__What is needed__: Print all the data, keeping every line exactly as it is.

__Source material__:
— Start —

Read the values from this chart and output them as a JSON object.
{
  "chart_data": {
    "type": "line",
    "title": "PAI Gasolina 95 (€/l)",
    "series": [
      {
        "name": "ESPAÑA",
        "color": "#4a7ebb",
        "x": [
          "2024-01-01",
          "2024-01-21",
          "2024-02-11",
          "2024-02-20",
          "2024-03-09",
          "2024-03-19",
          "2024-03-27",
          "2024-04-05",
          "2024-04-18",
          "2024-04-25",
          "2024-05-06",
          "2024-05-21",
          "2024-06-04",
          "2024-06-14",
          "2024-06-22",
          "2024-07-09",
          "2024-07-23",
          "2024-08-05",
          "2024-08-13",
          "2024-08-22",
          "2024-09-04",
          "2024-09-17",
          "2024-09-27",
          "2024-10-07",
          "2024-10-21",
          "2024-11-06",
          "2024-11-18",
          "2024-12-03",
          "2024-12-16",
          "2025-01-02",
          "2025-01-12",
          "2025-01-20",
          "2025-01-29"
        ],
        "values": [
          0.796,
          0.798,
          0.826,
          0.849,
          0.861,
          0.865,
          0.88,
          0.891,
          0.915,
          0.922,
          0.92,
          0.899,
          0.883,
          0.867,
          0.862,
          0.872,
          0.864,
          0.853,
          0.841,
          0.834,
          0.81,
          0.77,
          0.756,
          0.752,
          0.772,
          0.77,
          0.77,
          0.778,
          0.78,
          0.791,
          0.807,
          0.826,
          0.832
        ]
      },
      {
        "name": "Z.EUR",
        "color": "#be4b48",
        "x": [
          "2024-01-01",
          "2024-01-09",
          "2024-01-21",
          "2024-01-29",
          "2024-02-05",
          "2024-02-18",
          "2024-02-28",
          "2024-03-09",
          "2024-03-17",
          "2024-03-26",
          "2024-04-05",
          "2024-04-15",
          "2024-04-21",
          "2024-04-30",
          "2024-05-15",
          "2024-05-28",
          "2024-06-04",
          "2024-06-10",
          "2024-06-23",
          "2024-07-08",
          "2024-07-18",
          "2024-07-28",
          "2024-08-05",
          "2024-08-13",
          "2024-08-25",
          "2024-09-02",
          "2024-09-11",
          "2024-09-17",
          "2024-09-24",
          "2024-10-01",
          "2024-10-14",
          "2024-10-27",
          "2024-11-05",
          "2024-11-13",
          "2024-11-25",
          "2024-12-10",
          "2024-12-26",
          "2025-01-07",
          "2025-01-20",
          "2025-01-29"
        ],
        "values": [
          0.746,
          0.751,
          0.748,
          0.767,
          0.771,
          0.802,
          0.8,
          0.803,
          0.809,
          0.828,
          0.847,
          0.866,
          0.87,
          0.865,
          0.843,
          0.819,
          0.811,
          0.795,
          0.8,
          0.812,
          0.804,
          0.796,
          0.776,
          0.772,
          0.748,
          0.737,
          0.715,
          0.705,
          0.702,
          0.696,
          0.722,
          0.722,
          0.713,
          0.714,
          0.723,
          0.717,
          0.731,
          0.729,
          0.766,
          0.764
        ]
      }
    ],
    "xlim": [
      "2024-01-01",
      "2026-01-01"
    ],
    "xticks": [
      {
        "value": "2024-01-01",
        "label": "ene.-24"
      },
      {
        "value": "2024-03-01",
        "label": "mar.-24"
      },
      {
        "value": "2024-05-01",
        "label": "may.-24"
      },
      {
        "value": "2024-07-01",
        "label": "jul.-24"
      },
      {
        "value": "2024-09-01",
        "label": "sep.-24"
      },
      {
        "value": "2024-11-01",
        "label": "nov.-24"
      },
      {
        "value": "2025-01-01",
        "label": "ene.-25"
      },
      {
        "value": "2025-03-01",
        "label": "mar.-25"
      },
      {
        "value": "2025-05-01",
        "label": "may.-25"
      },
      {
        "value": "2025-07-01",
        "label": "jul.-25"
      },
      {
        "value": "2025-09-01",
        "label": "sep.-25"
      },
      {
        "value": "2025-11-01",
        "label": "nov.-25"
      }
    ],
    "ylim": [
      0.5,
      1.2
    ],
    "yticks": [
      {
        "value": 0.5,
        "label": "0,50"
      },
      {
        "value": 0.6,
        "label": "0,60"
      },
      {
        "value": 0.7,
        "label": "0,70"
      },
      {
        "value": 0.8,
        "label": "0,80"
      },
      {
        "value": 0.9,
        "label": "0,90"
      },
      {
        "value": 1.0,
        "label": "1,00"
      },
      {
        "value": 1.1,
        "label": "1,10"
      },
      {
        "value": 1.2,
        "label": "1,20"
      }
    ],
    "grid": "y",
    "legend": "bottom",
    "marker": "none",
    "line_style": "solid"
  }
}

— End —

__Final answer__:
Read the values from this chart and output them as a JSON object.
{
  "chart_data": {
    "type": "line",
    "title": "PAI Gasolina 95 (€/l)",
    "series": [
      {
        "name": "ESPAÑA",
        "color": "#4a7ebb",
        "x": [
          "2024-01-01",
          "2024-01-21",
          "2024-02-11",
          "2024-02-20",
          "2024-03-09",
          "2024-03-19",
          "2024-03-27",
          "2024-04-05",
          "2024-04-18",
          "2024-04-25",
          "2024-05-06",
          "2024-05-21",
          "2024-06-04",
          "2024-06-14",
          "2024-06-22",
          "2024-07-09",
          "2024-07-23",
          "2024-08-05",
          "2024-08-13",
          "2024-08-22",
          "2024-09-04",
          "2024-09-17",
          "2024-09-27",
          "2024-10-07",
          "2024-10-21",
          "2024-11-06",
          "2024-11-18",
          "2024-12-03",
          "2024-12-16",
          "2025-01-02",
          "2025-01-12",
          "2025-01-20",
          "2025-01-29"
        ],
        "values": [
          0.796,
          0.798,
          0.826,
          0.849,
          0.861,
          0.865,
          0.88,
          0.891,
          0.915,
          0.922,
          0.92,
          0.899,
          0.883,
          0.867,
          0.862,
          0.872,
          0.864,
          0.853,
          0.841,
          0.834,
          0.81,
          0.77,
          0.756,
          0.752,
          0.772,
          0.77,
          0.77,
          0.778,
          0.78,
          0.791,
          0.807,
          0.826,
          0.832
        ]
      },
      {
        "name": "Z.EUR",
        "color": "#be4b48",
        "x": [
          "2024-01-01",
          "2024-01-09",
          "2024-01-21",
          "2024-01-29",
          "2024-02-05",
          "2024-02-18",
          "2024-02-28",
          "2024-03-09",
          "2024-03-17",
          "2024-03-26",
          "2024-04-05",
          "2024-04-15",
          "2024-04-21",
          "2024-04-30",
          "2024-05-15",
          "2024-05-28",
          "2024-06-04",
          "2024-06-10",
          "2024-06-23",
          "2024-07-08",
          "2024-07-18",
          "2024-07-28",
          "2024-08-05",
          "2024-08-13",
          "2024-08-25",
          "2024-09-02",
          "2024-09-11",
          "2024-09-17",
          "2024-09-24",
          "2024-10-01",
          "2024-10-14",
          "2024-10-27",
          "2024-11-05",
          "2024-11-13",
          "2024-11-25",
          "2024-12-10",
          "2024-12-26",
          "2025-01-07",
          "2025-01-20",
          "2025-01-29"
        ],
        "values": [
          0.746,
          0.751,
          0.748,
          0.767,
          0.771,
          0.802,
          0.8,
          0.803,
          0.809,
          0.828,
          0.847,
          0.866,
          0.87,
          0.865,
          0.843,
          0.819,
          0.811,
          0.795,
          0.8,
          0.812,
          0.804,
          0.796,
          0.776,
          0.772,
          0.748,
          0.737,
          0.715,
          0.705,
          0.702,
          0.696,
          0.722,
          0.722,
          0.713,
          0.714,
          0.723,
          0.717,
          0.731,
          0.729,
          0.766,
          0.764
        ]
      }
    ],
    "xlim": [
      "2024-01-01",
      "2026-01-01"
    ],
    "xticks": [
      {
        "value": "2024-01-01",
        "label": "ene.-24"
      },
      {
        "value": "2024-03-01",
        "label": "mar.-24"
      },
      {
        "value": "2024-05-01",
        "label": "may.-24"
      },
      {
        "value": "2024-07-01",
        "label": "jul.-24"
      },
      {
        "value": "2024-09-01",
        "label": "sep.-24"
      },
      {
        "value": "2024-11-01",
        "label": "nov.-24"
      },
      {
        "value": "2025-01-01",
        "label": "ene.-25"
      },
      {
        "value": "2025-03-01",
        "label": "mar.-25"
      },
      {
        "value": "2025-05-01",
        "label": "may.-25"
      },
      {
        "value": "2025-07-01",
        "label": "jul.-25"
      },
      {
        "value": "2025-09-01",
        "label": "sep.-25"
      },
      {
        "value": "2025-11-01",
        "label": "nov.-25"
      }
    ],
    "ylim": [
      0.5,
      1.2
    ],
    "yticks": [
      {
        "value": 0.5,
        "label": "0,50"
      },
      {
        "value": 0.6,
        "label": "0,60"
      },
      {
        "value": 0.7,
        "label": "0,70"
      },
      {
        "value": 0.8,
        "label": "0,80"
      },
      {
        "value": 0.9,
        "label": "0,90"
      },
      {
        "value": 1.0,
        "label": "1,00"
      },
      {
        "value": 1.1,
        "label": "1,10"
      },
      {
        "value": 1.2,
        "label": "1,20"
      }
    ],
    "grid": "y",
    "legend": "bottom",
    "marker": "none",
    "line_style": "solid"
  }
}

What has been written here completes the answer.